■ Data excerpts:
──────

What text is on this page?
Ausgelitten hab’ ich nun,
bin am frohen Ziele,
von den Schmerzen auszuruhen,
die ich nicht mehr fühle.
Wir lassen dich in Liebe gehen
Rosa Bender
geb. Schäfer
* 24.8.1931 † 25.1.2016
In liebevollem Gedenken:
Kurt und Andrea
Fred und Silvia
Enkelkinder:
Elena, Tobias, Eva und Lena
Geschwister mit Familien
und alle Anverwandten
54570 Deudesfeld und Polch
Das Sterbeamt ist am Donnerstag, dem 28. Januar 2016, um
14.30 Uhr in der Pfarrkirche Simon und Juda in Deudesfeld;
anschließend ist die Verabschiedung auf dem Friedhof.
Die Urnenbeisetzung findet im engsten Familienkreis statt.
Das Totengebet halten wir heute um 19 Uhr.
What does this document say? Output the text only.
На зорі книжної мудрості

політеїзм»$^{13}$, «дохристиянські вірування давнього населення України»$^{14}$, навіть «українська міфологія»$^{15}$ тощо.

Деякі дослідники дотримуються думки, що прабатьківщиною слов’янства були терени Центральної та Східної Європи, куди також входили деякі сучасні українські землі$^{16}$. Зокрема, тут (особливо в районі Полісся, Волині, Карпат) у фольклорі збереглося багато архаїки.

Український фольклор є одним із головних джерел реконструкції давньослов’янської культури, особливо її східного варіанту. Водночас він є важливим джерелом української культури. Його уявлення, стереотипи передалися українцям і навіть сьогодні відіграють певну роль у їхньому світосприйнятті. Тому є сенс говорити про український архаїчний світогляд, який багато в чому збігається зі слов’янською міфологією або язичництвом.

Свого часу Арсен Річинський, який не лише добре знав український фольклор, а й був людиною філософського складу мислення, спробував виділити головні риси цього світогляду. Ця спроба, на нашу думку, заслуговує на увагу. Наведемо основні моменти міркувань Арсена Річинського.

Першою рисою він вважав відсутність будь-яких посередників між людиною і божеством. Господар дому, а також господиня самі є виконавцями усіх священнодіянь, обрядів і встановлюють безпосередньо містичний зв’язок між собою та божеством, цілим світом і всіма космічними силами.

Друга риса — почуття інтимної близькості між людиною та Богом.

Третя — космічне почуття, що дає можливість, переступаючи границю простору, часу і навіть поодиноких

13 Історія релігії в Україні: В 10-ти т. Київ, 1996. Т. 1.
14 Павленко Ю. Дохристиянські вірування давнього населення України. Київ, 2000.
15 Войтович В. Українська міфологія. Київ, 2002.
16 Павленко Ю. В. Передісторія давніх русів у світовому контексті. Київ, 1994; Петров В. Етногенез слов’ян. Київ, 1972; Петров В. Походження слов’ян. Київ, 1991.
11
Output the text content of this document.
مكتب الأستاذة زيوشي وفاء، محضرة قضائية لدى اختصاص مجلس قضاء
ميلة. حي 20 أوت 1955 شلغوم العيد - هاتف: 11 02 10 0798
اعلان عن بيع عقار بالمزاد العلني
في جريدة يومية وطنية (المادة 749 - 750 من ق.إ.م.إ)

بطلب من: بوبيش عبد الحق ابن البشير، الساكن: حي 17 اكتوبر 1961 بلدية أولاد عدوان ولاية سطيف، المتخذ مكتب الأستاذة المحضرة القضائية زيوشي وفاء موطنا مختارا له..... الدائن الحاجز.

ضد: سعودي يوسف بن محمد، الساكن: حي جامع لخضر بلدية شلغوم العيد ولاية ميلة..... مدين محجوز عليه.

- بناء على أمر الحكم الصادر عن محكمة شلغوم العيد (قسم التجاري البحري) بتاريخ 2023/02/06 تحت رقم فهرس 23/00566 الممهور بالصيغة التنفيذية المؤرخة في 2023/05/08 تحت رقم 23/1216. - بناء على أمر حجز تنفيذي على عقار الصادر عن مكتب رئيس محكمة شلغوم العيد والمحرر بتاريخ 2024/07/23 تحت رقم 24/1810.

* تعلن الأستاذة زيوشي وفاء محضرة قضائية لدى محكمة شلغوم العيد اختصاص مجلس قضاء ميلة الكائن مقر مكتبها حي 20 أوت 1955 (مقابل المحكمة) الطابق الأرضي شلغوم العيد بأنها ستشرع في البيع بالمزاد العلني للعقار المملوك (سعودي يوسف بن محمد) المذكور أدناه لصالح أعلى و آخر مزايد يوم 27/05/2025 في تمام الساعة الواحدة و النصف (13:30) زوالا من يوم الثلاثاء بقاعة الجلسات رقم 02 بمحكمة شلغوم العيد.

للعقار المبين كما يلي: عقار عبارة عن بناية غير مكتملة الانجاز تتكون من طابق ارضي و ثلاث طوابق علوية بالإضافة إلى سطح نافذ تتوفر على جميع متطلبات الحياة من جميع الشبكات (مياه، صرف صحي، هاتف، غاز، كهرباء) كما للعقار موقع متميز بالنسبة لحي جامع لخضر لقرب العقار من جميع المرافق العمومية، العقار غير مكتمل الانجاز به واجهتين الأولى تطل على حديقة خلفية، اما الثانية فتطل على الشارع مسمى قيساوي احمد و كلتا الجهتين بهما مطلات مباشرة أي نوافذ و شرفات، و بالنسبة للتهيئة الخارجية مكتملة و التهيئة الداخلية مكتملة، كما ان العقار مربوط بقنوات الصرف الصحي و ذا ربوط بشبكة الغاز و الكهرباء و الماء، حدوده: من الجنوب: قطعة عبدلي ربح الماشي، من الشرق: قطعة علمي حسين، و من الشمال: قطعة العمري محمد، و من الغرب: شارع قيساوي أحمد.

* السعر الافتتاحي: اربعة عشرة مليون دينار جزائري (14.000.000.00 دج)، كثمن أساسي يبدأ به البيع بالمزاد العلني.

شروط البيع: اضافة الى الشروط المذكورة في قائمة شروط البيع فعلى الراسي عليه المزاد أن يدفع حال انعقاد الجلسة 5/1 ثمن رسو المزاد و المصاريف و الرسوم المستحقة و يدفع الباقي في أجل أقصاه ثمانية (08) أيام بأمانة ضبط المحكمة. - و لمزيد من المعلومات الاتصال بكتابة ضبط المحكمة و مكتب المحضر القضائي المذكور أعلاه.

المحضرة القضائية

──────

■ Task brief: Determine how many lines of the data contain the word "ولاية", and reply with that number only.

■ Result of this task: 2